In the data below, find every line that has the string "đích", and copy it.

--- start ---

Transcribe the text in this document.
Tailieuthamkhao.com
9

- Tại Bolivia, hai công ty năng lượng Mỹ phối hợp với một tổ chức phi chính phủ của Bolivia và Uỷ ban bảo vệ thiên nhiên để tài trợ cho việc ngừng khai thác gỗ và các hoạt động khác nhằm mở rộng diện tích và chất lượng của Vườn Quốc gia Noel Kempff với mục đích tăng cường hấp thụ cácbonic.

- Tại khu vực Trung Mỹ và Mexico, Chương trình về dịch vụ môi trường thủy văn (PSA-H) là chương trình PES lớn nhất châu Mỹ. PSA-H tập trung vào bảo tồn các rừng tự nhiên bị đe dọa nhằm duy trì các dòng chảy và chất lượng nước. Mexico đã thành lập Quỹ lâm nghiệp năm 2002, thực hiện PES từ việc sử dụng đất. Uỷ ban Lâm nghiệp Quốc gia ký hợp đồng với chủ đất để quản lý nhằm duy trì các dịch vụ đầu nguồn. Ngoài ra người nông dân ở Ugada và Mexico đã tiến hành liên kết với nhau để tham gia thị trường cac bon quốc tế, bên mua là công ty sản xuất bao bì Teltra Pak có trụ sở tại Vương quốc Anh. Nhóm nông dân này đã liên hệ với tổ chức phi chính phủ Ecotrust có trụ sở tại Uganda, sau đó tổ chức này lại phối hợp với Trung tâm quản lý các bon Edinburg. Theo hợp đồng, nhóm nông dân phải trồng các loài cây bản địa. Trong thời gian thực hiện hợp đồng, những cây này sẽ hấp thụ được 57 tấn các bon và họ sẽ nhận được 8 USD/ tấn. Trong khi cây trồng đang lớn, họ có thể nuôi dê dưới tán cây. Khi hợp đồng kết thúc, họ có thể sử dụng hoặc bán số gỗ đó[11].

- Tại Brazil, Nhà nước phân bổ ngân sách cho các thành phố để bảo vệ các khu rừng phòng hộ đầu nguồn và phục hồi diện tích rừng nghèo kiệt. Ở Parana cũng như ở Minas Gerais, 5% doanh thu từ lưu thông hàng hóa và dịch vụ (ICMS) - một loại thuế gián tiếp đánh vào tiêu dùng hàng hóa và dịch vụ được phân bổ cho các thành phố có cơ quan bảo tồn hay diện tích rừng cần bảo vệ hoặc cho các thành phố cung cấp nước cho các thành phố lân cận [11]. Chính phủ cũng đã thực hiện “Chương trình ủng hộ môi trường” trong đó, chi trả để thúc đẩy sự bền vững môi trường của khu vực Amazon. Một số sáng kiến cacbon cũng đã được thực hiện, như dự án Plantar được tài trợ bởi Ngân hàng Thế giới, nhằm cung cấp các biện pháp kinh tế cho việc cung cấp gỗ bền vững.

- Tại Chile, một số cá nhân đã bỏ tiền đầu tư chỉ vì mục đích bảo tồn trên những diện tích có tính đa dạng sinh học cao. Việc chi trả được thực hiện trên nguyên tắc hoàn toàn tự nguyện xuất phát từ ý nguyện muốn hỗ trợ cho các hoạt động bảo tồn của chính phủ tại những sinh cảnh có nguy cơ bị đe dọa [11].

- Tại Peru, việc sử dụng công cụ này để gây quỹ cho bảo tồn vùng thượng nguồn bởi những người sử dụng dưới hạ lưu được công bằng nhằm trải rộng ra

--- end ---

EXPECTED ANSWER:
- Tại Bolivia, hai công ty năng lượng Mỹ phối hợp với một tổ chức phi chính phủ của Bolivia và Uỷ ban bảo vệ thiên nhiên để tài trợ cho việc ngừng khai thác gỗ và các hoạt động khác nhằm mở rộng diện tích và chất lượng của Vườn Quốc gia Noel Kempff với mục đích tăng cường hấp thụ cácbonic.
- Tại Chile, một số cá nhân đã bỏ tiền đầu tư chỉ vì mục đích bảo tồn trên những diện tích có tính đa dạng sinh học cao. Việc chi trả được thực hiện trên nguyên tắc hoàn toàn tự nguyện xuất phát từ ý nguyện muốn hỗ trợ cho các hoạt động bảo tồn của chính phủ tại những sinh cảnh có nguy cơ bị đe dọa [11].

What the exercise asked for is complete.